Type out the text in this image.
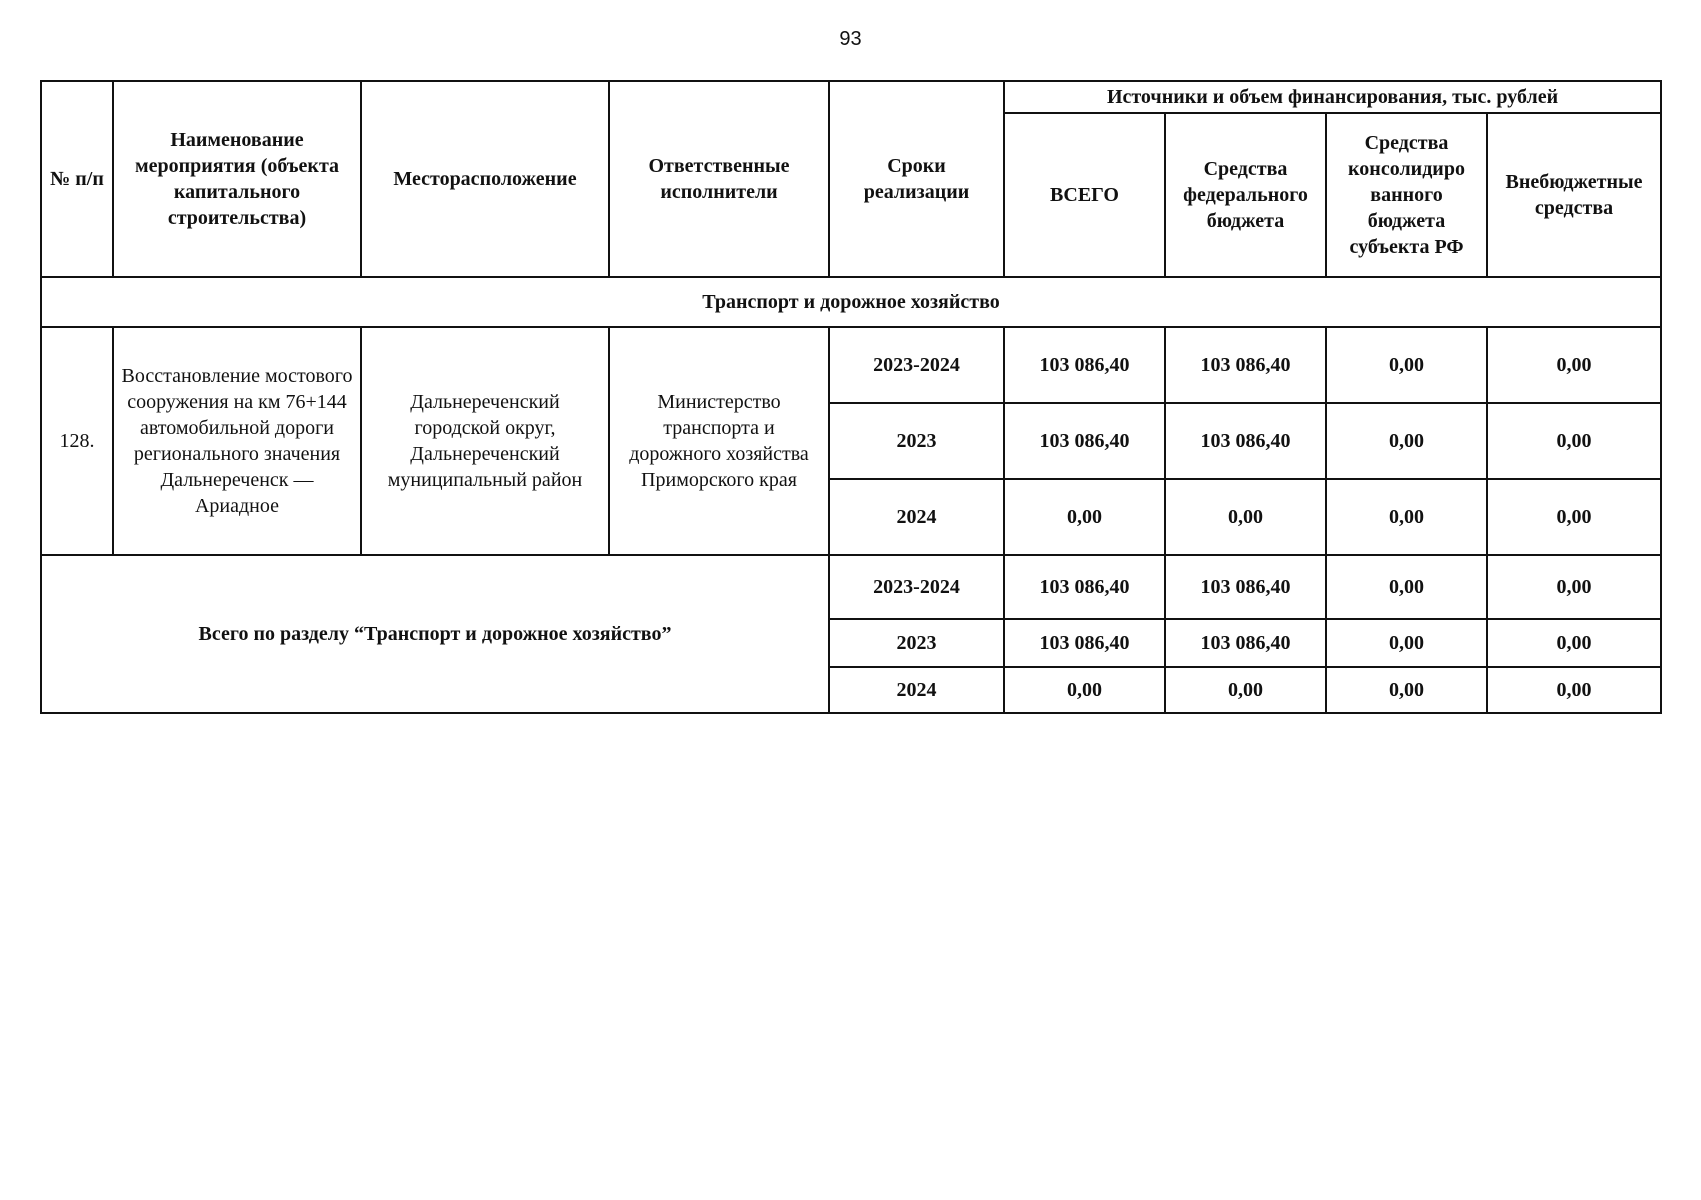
93
№ п/п	Наименование мероприятия (объекта капитального строительства)	Месторасположение	Ответственные исполнители	Сроки реализации	Источники и объем финансирования, тыс. рублей			
					ВСЕГО	Средства федерального бюджета	Средства консолидиро ванного бюджета субъекта РФ	Внебюджетные средства
Транспорт и дорожное хозяйство								
128.	Восстановление мостового сооружения на км 76+144 автомобильной дороги регионального значения Дальнереченск — Ариадное	Дальнереченский городской округ, Дальнереченский муниципальный район	Министерство транспорта и дорожного хозяйства Приморского края	2023-2024	103 086,40	103 086,40	0,00	0,00
				2023	103 086,40	103 086,40	0,00	0,00
				2024	0,00	0,00	0,00	0,00
Всего по разделу “Транспорт и дорожное хозяйство”				2023-2024	103 086,40	103 086,40	0,00	0,00
				2023	103 086,40	103 086,40	0,00	0,00
				2024	0,00	0,00	0,00	0,00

────────

-- Short exercise --
Every line above that contains the word "дорожное" should be reported.

-- The completed task --
Транспорт и дорожное хозяйство								
Всего по разделу “Транспорт и дорожное хозяйство”				2023-2024	103 086,40	103 086,40	0,00	0,00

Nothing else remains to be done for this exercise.